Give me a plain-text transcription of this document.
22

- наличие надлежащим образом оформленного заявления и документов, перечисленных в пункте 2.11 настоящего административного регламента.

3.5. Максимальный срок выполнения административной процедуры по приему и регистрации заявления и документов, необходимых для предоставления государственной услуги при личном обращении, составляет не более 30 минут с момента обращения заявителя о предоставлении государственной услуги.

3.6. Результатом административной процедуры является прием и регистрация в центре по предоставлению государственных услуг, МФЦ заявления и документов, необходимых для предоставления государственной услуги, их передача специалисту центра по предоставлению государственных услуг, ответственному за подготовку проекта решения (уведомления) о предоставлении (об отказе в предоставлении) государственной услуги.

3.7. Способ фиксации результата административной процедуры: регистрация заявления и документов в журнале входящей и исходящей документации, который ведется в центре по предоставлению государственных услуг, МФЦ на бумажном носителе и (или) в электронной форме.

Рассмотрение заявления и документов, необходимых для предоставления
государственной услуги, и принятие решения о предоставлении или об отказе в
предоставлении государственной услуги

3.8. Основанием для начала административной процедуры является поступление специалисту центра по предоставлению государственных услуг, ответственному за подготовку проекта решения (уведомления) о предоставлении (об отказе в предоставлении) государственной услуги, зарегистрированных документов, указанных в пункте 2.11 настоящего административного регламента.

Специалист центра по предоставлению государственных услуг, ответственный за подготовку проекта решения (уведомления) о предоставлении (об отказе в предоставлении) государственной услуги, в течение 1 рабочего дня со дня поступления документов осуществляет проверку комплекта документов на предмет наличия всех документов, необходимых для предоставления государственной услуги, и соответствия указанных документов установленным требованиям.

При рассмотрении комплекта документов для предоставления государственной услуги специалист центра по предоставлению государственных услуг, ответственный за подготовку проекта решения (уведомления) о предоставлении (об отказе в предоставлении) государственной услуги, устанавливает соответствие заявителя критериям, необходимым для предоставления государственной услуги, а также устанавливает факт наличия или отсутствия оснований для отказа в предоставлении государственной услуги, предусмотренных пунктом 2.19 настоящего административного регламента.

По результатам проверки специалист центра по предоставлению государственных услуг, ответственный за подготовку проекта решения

===============

**Stated goal**
Filter the listing above for the string "регистрация" and copy every matching line.

**Answer to the exercise**
3.6. Результатом административной процедуры является прием и регистрация в центре по предоставлению государственных услуг, МФЦ заявления и документов, необходимых для предоставления государственной услуги, их передача специалисту центра по предоставлению государственных услуг, ответственному за подготовку проекта решения (уведомления) о предоставлении (об отказе в предоставлении) государственной услуги.
3.7. Способ фиксации результата административной процедуры: регистрация заявления и документов в журнале входящей и исходящей документации, который ведется в центре по предоставлению государственных услуг, МФЦ на бумажном носителе и (или) в электронной форме.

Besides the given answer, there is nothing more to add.